Write out the data below exactly as given, without any of its pictures.

[Records]
>> begin

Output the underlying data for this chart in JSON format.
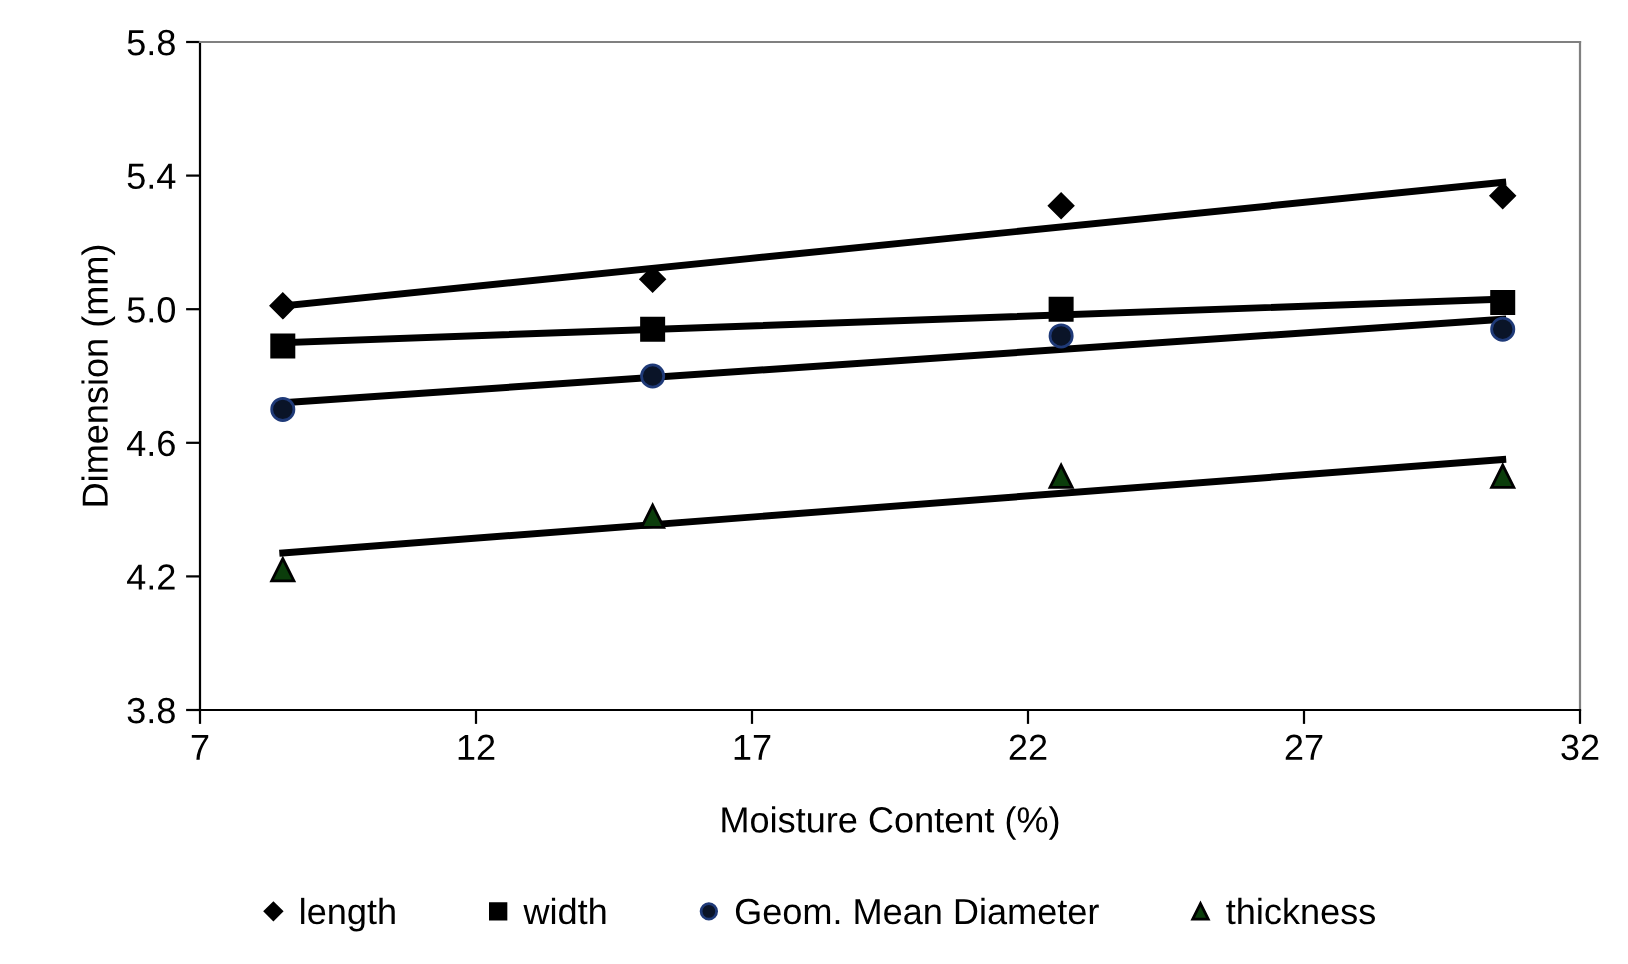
{
  "chart_data": {
    "type": "scatter",
    "xlabel": "Moisture Content (%)",
    "ylabel": "Dimension (mm)",
    "xlim": [
      7,
      32
    ],
    "xticks": [
      7,
      12,
      17,
      22,
      27,
      32
    ],
    "ylim": [
      3.8,
      5.8
    ],
    "yticks": [
      {
        "value": 3.8,
        "label": "3.8"
      },
      {
        "value": 4.2,
        "label": "4.2"
      },
      {
        "value": 4.6,
        "label": "4.6"
      },
      {
        "value": 5.0,
        "label": "5.0"
      },
      {
        "value": 5.4,
        "label": "5.4"
      },
      {
        "value": 5.8,
        "label": "5.8"
      }
    ],
    "grid": false,
    "legend": "bottom",
    "series": [
      {
        "name": "length",
        "color": "#000000",
        "marker": "diamond",
        "x": [
          8.5,
          15.2,
          22.6,
          30.6
        ],
        "values": [
          5.01,
          5.09,
          5.31,
          5.34
        ]
      },
      {
        "name": "width",
        "color": "#000000",
        "marker": "square",
        "x": [
          8.5,
          15.2,
          22.6,
          30.6
        ],
        "values": [
          4.89,
          4.94,
          5.0,
          5.02
        ]
      },
      {
        "name": "Geom. Mean Diameter",
        "color": "#0a1428",
        "marker": "circle",
        "x": [
          8.5,
          15.2,
          22.6,
          30.6
        ],
        "values": [
          4.7,
          4.8,
          4.92,
          4.94
        ]
      },
      {
        "name": "thickness",
        "color": "#0b3d0b",
        "marker": "triangle",
        "x": [
          8.5,
          15.2,
          22.6,
          30.6
        ],
        "values": [
          4.22,
          4.38,
          4.5,
          4.5
        ]
      },
      {
        "type": "line",
        "color": "#000000",
        "marker": "none",
        "x": [
          8.5,
          30.6
        ],
        "values": [
          5.01,
          5.38
        ]
      },
      {
        "type": "line",
        "color": "#000000",
        "marker": "none",
        "x": [
          8.5,
          30.6
        ],
        "values": [
          4.9,
          5.03
        ]
      },
      {
        "type": "line",
        "color": "#000000",
        "marker": "none",
        "x": [
          8.5,
          30.6
        ],
        "values": [
          4.72,
          4.97
        ]
      },
      {
        "type": "line",
        "color": "#000000",
        "marker": "none",
        "x": [
          8.5,
          30.6
        ],
        "values": [
          4.27,
          4.55
        ]
      }
    ]
  }
}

>> end

Result below —
Output the underlying data for this chart in JSON format.
{
  "chart_data": {
    "type": "scatter",
    "xlabel": "Moisture Content (%)",
    "ylabel": "Dimension (mm)",
    "xlim": [
      7,
      32
    ],
    "xticks": [
      7,
      12,
      17,
      22,
      27,
      32
    ],
    "ylim": [
      3.8,
      5.8
    ],
    "yticks": [
      {
        "value": 3.8,
        "label": "3.8"
      },
      {
        "value": 4.2,
        "label": "4.2"
      },
      {
        "value": 4.6,
        "label": "4.6"
      },
      {
        "value": 5.0,
        "label": "5.0"
      },
      {
        "value": 5.4,
        "label": "5.4"
      },
      {
        "value": 5.8,
        "label": "5.8"
      }
    ],
    "grid": false,
    "legend": "bottom",
    "series": [
      {
        "name": "length",
        "color": "#000000",
        "marker": "diamond",
        "x": [
          8.5,
          15.2,
          22.6,
          30.6
        ],
        "values": [
          5.01,
          5.09,
          5.31,
          5.34
        ]
      },
      {
        "name": "width",
        "color": "#000000",
        "marker": "square",
        "x": [
          8.5,
          15.2,
          22.6,
          30.6
        ],
        "values": [
          4.89,
          4.94,
          5.0,
          5.02
        ]
      },
      {
        "name": "Geom. Mean Diameter",
        "color": "#0a1428",
        "marker": "circle",
        "x": [
          8.5,
          15.2,
          22.6,
          30.6
        ],
        "values": [
          4.7,
          4.8,
          4.92,
          4.94
        ]
      },
      {
        "name": "thickness",
        "color": "#0b3d0b",
        "marker": "triangle",
        "x": [
          8.5,
          15.2,
          22.6,
          30.6
        ],
        "values": [
          4.22,
          4.38,
          4.5,
          4.5
        ]
      },
      {
        "type": "line",
        "color": "#000000",
        "marker": "none",
        "x": [
          8.5,
          30.6
        ],
        "values": [
          5.01,
          5.38
        ]
      },
      {
        "type": "line",
        "color": "#000000",
        "marker": "none",
        "x": [
          8.5,
          30.6
        ],
        "values": [
          4.9,
          5.03
        ]
      },
      {
        "type": "line",
        "color": "#000000",
        "marker": "none",
        "x": [
          8.5,
          30.6
        ],
        "values": [
          4.72,
          4.97
        ]
      },
      {
        "type": "line",
        "color": "#000000",
        "marker": "none",
        "x": [
          8.5,
          30.6
        ],
        "values": [
          4.27,
          4.55
        ]
      }
    ]
  }
}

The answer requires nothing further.